___ Material
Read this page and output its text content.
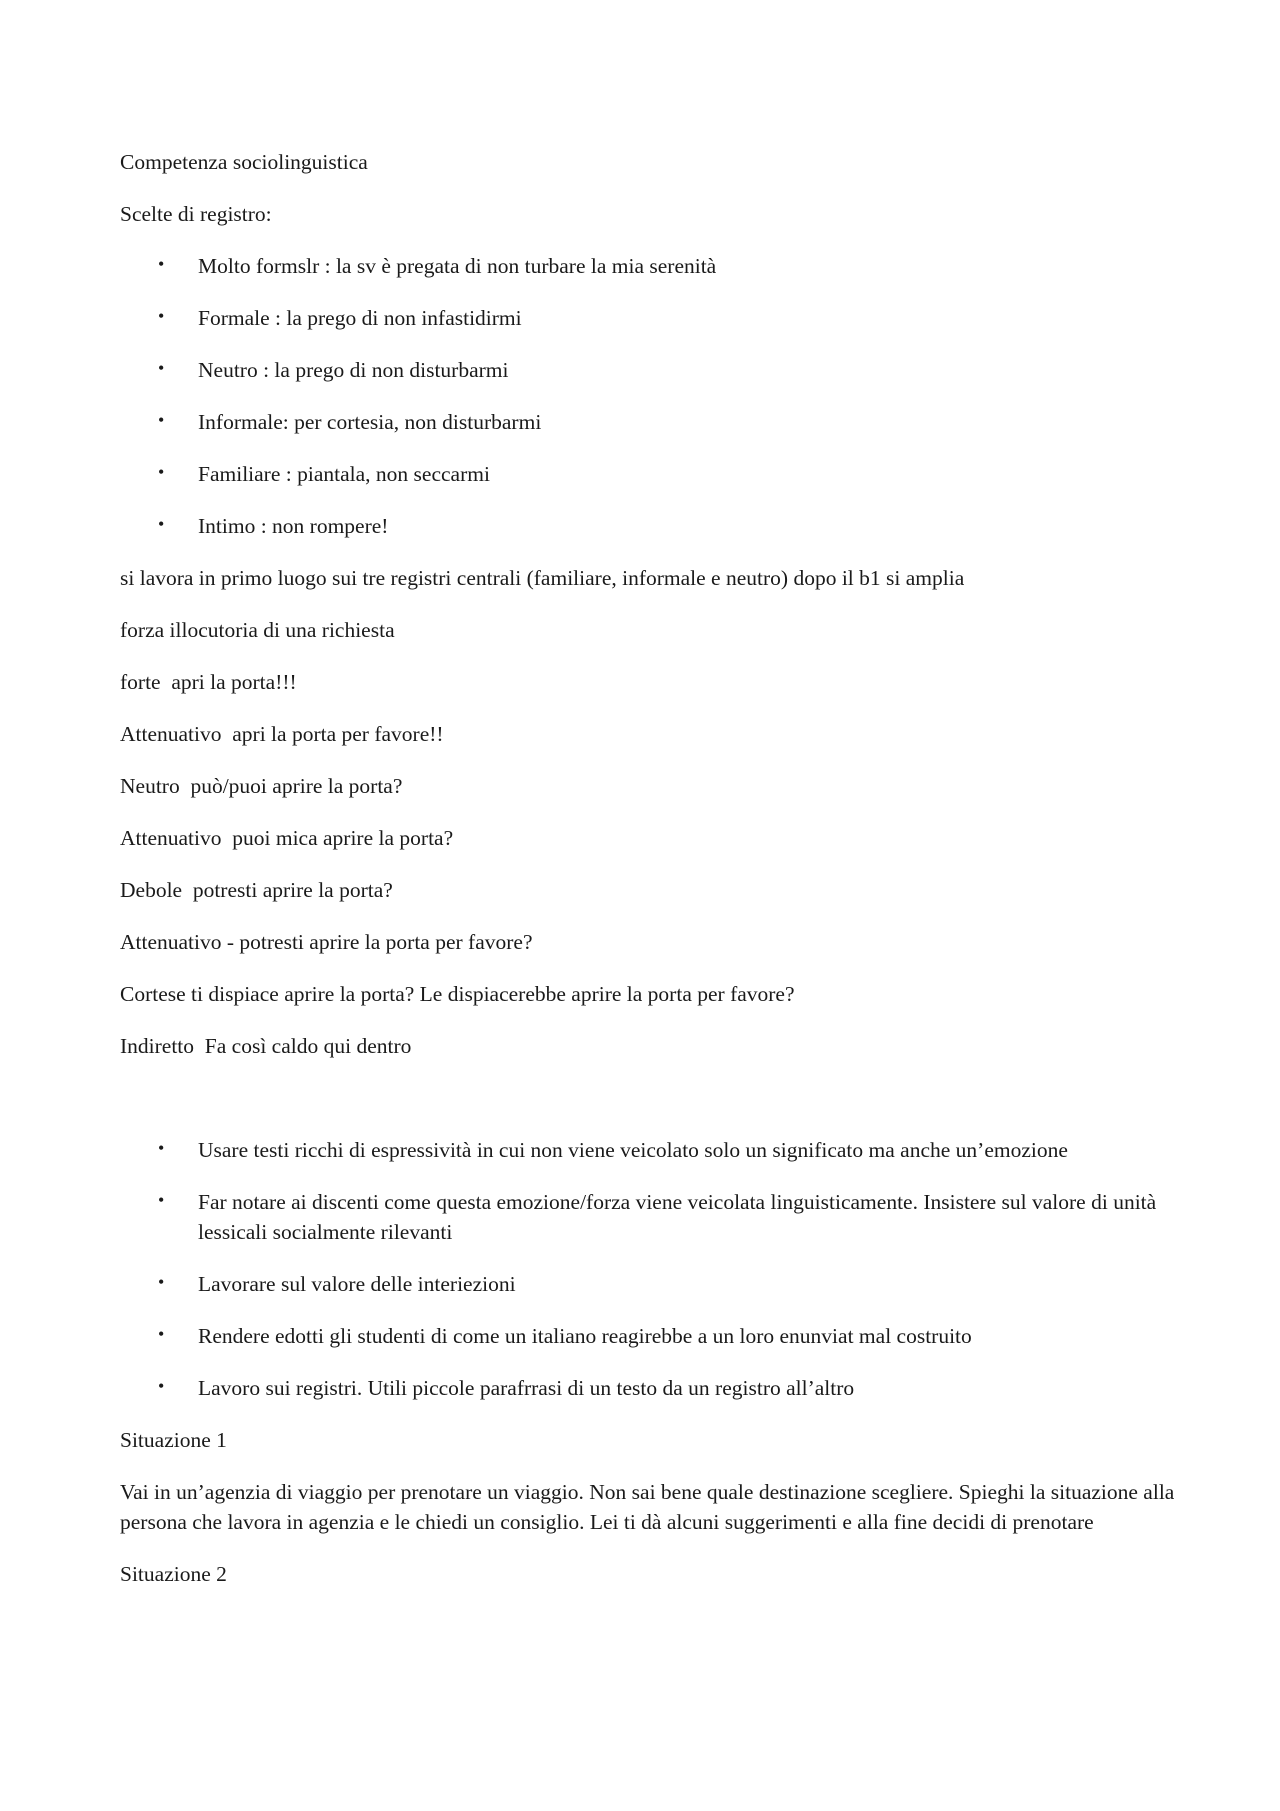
Competenza sociolinguistica

Scelte di registro:

• Molto formslr : la sv è pregata di non turbare la mia serenità
• Formale : la prego di non infastidirmi
• Neutro : la prego di non disturbarmi
• Informale: per cortesia, non disturbarmi
• Familiare : piantala, non seccarmi
• Intimo : non rompere!

si lavora in primo luogo sui tre registri centrali (familiare, informale e neutro) dopo il b1 si amplia

forza illocutoria di una richiesta

forte  apri la porta!!!

Attenuativo  apri la porta per favore!!

Neutro  può/puoi aprire la porta?

Attenuativo  puoi mica aprire la porta?

Debole  potresti aprire la porta?

Attenuativo - potresti aprire la porta per favore?

Cortese ti dispiace aprire la porta? Le dispiacerebbe aprire la porta per favore?

Indiretto  Fa così caldo qui dentro

• Usare testi ricchi di espressività in cui non viene veicolato solo un significato ma anche un’emozione
• Far notare ai discenti come questa emozione/forza viene veicolata linguisticamente. Insistere sul valore di unità lessicali socialmente rilevanti
• Lavorare sul valore delle interiezioni
• Rendere edotti gli studenti di come un italiano reagirebbe a un loro enunviat mal costruito
• Lavoro sui registri. Utili piccole parafrrasi di un testo da un registro all’altro

Situazione 1

Vai in un’agenzia di viaggio per prenotare un viaggio. Non sai bene quale destinazione scegliere. Spieghi la situazione alla persona che lavora in agenzia e le chiedi un consiglio. Lei ti dà alcuni suggerimenti e alla fine decidi di prenotare

Situazione 2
______
What is needed -> Write out every entry again word for word, without any of the pictures.

Written response ->
Read this page and output its text content.
Competenza sociolinguistica

Scelte di registro:

• Molto formslr : la sv è pregata di non turbare la mia serenità
• Formale : la prego di non infastidirmi
• Neutro : la prego di non disturbarmi
• Informale: per cortesia, non disturbarmi
• Familiare : piantala, non seccarmi
• Intimo : non rompere!

si lavora in primo luogo sui tre registri centrali (familiare, informale e neutro) dopo il b1 si amplia

forza illocutoria di una richiesta

forte  apri la porta!!!

Attenuativo  apri la porta per favore!!

Neutro  può/puoi aprire la porta?

Attenuativo  puoi mica aprire la porta?

Debole  potresti aprire la porta?

Attenuativo - potresti aprire la porta per favore?

Cortese ti dispiace aprire la porta? Le dispiacerebbe aprire la porta per favore?

Indiretto  Fa così caldo qui dentro

• Usare testi ricchi di espressività in cui non viene veicolato solo un significato ma anche un’emozione
• Far notare ai discenti come questa emozione/forza viene veicolata linguisticamente. Insistere sul valore di unità lessicali socialmente rilevanti
• Lavorare sul valore delle interiezioni
• Rendere edotti gli studenti di come un italiano reagirebbe a un loro enunviat mal costruito
• Lavoro sui registri. Utili piccole parafrrasi di un testo da un registro all’altro

Situazione 1

Vai in un’agenzia di viaggio per prenotare un viaggio. Non sai bene quale destinazione scegliere. Spieghi la situazione alla persona che lavora in agenzia e le chiedi un consiglio. Lei ti dà alcuni suggerimenti e alla fine decidi di prenotare

Situazione 2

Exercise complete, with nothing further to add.